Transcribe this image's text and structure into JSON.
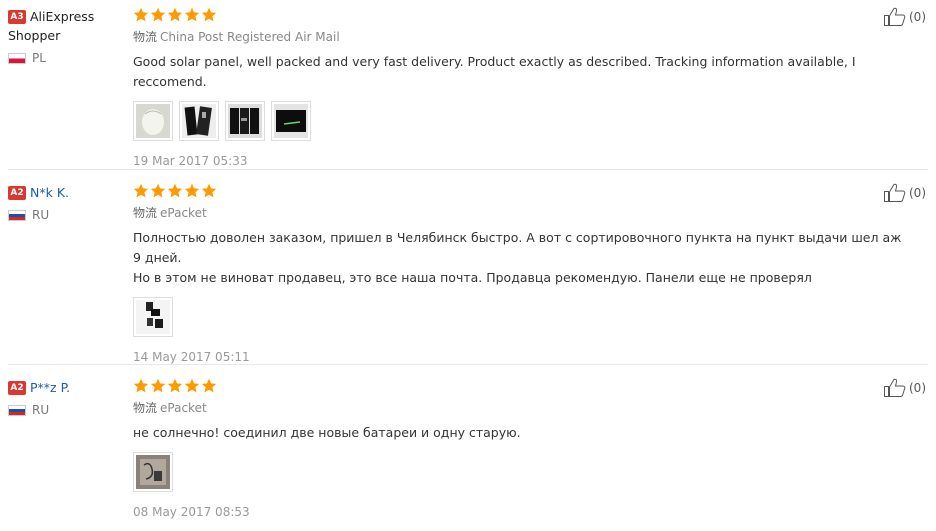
{
  "reviews": [
    {
      "level": "A3",
      "name": "AliExpress Shopper",
      "country": "PL",
      "flag": "pl",
      "stars": 5,
      "shipping_label": "物流",
      "shipping": "China Post Registered Air Mail",
      "text": "Good solar panel, well packed and very fast delivery. Product exactly as described. Tracking information available, I reccomend.",
      "photos": 4,
      "date": "19 Mar 2017 05:33",
      "likes": "(0)"
    },
    {
      "level": "A2",
      "name": "N*k K.",
      "country": "RU",
      "flag": "ru",
      "stars": 5,
      "shipping_label": "物流",
      "shipping": "ePacket",
      "text_line1": "Полностью доволен заказом, пришел в Челябинск быстро. А вот с сортировочного пункта на пункт выдачи шел аж 9 дней.",
      "text_line2": "Но в этом не виноват продавец, это все наша почта. Продавца рекомендую. Панели еще не проверял",
      "photos": 1,
      "date": "14 May 2017 05:11",
      "likes": "(0)"
    },
    {
      "level": "A2",
      "name": "P**z P.",
      "country": "RU",
      "flag": "ru",
      "stars": 5,
      "shipping_label": "物流",
      "shipping": "ePacket",
      "text": "не солнечно! соединил две новые батареи и одну старую.",
      "photos": 1,
      "date": "08 May 2017 08:53",
      "likes": "(0)"
    }
  ],
  "colors": {
    "star": "#ff9a00",
    "level_badge": "#d9382e",
    "link": "#1a5ca8"
  },
  "icons": {
    "star": "star-icon",
    "like": "thumbs-up-icon"
  }
}
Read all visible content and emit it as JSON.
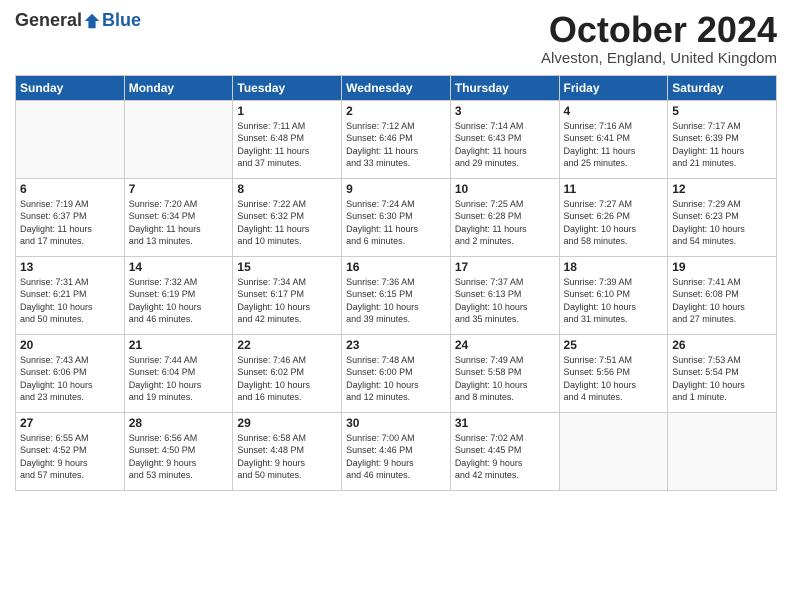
{
  "logo": {
    "general": "General",
    "blue": "Blue"
  },
  "title": "October 2024",
  "location": "Alveston, England, United Kingdom",
  "days_of_week": [
    "Sunday",
    "Monday",
    "Tuesday",
    "Wednesday",
    "Thursday",
    "Friday",
    "Saturday"
  ],
  "weeks": [
    [
      {
        "day": "",
        "detail": ""
      },
      {
        "day": "",
        "detail": ""
      },
      {
        "day": "1",
        "detail": "Sunrise: 7:11 AM\nSunset: 6:48 PM\nDaylight: 11 hours\nand 37 minutes."
      },
      {
        "day": "2",
        "detail": "Sunrise: 7:12 AM\nSunset: 6:46 PM\nDaylight: 11 hours\nand 33 minutes."
      },
      {
        "day": "3",
        "detail": "Sunrise: 7:14 AM\nSunset: 6:43 PM\nDaylight: 11 hours\nand 29 minutes."
      },
      {
        "day": "4",
        "detail": "Sunrise: 7:16 AM\nSunset: 6:41 PM\nDaylight: 11 hours\nand 25 minutes."
      },
      {
        "day": "5",
        "detail": "Sunrise: 7:17 AM\nSunset: 6:39 PM\nDaylight: 11 hours\nand 21 minutes."
      }
    ],
    [
      {
        "day": "6",
        "detail": "Sunrise: 7:19 AM\nSunset: 6:37 PM\nDaylight: 11 hours\nand 17 minutes."
      },
      {
        "day": "7",
        "detail": "Sunrise: 7:20 AM\nSunset: 6:34 PM\nDaylight: 11 hours\nand 13 minutes."
      },
      {
        "day": "8",
        "detail": "Sunrise: 7:22 AM\nSunset: 6:32 PM\nDaylight: 11 hours\nand 10 minutes."
      },
      {
        "day": "9",
        "detail": "Sunrise: 7:24 AM\nSunset: 6:30 PM\nDaylight: 11 hours\nand 6 minutes."
      },
      {
        "day": "10",
        "detail": "Sunrise: 7:25 AM\nSunset: 6:28 PM\nDaylight: 11 hours\nand 2 minutes."
      },
      {
        "day": "11",
        "detail": "Sunrise: 7:27 AM\nSunset: 6:26 PM\nDaylight: 10 hours\nand 58 minutes."
      },
      {
        "day": "12",
        "detail": "Sunrise: 7:29 AM\nSunset: 6:23 PM\nDaylight: 10 hours\nand 54 minutes."
      }
    ],
    [
      {
        "day": "13",
        "detail": "Sunrise: 7:31 AM\nSunset: 6:21 PM\nDaylight: 10 hours\nand 50 minutes."
      },
      {
        "day": "14",
        "detail": "Sunrise: 7:32 AM\nSunset: 6:19 PM\nDaylight: 10 hours\nand 46 minutes."
      },
      {
        "day": "15",
        "detail": "Sunrise: 7:34 AM\nSunset: 6:17 PM\nDaylight: 10 hours\nand 42 minutes."
      },
      {
        "day": "16",
        "detail": "Sunrise: 7:36 AM\nSunset: 6:15 PM\nDaylight: 10 hours\nand 39 minutes."
      },
      {
        "day": "17",
        "detail": "Sunrise: 7:37 AM\nSunset: 6:13 PM\nDaylight: 10 hours\nand 35 minutes."
      },
      {
        "day": "18",
        "detail": "Sunrise: 7:39 AM\nSunset: 6:10 PM\nDaylight: 10 hours\nand 31 minutes."
      },
      {
        "day": "19",
        "detail": "Sunrise: 7:41 AM\nSunset: 6:08 PM\nDaylight: 10 hours\nand 27 minutes."
      }
    ],
    [
      {
        "day": "20",
        "detail": "Sunrise: 7:43 AM\nSunset: 6:06 PM\nDaylight: 10 hours\nand 23 minutes."
      },
      {
        "day": "21",
        "detail": "Sunrise: 7:44 AM\nSunset: 6:04 PM\nDaylight: 10 hours\nand 19 minutes."
      },
      {
        "day": "22",
        "detail": "Sunrise: 7:46 AM\nSunset: 6:02 PM\nDaylight: 10 hours\nand 16 minutes."
      },
      {
        "day": "23",
        "detail": "Sunrise: 7:48 AM\nSunset: 6:00 PM\nDaylight: 10 hours\nand 12 minutes."
      },
      {
        "day": "24",
        "detail": "Sunrise: 7:49 AM\nSunset: 5:58 PM\nDaylight: 10 hours\nand 8 minutes."
      },
      {
        "day": "25",
        "detail": "Sunrise: 7:51 AM\nSunset: 5:56 PM\nDaylight: 10 hours\nand 4 minutes."
      },
      {
        "day": "26",
        "detail": "Sunrise: 7:53 AM\nSunset: 5:54 PM\nDaylight: 10 hours\nand 1 minute."
      }
    ],
    [
      {
        "day": "27",
        "detail": "Sunrise: 6:55 AM\nSunset: 4:52 PM\nDaylight: 9 hours\nand 57 minutes."
      },
      {
        "day": "28",
        "detail": "Sunrise: 6:56 AM\nSunset: 4:50 PM\nDaylight: 9 hours\nand 53 minutes."
      },
      {
        "day": "29",
        "detail": "Sunrise: 6:58 AM\nSunset: 4:48 PM\nDaylight: 9 hours\nand 50 minutes."
      },
      {
        "day": "30",
        "detail": "Sunrise: 7:00 AM\nSunset: 4:46 PM\nDaylight: 9 hours\nand 46 minutes."
      },
      {
        "day": "31",
        "detail": "Sunrise: 7:02 AM\nSunset: 4:45 PM\nDaylight: 9 hours\nand 42 minutes."
      },
      {
        "day": "",
        "detail": ""
      },
      {
        "day": "",
        "detail": ""
      }
    ]
  ]
}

============

## WHAT IS EXPECTED
Search the data above for the string "date" and copy each line that has it.

## RESULT
      "date": "19 Mar 2017 05:33",
      "date": "14 May 2017 05:11",
      "date": "08 May 2017 08:53",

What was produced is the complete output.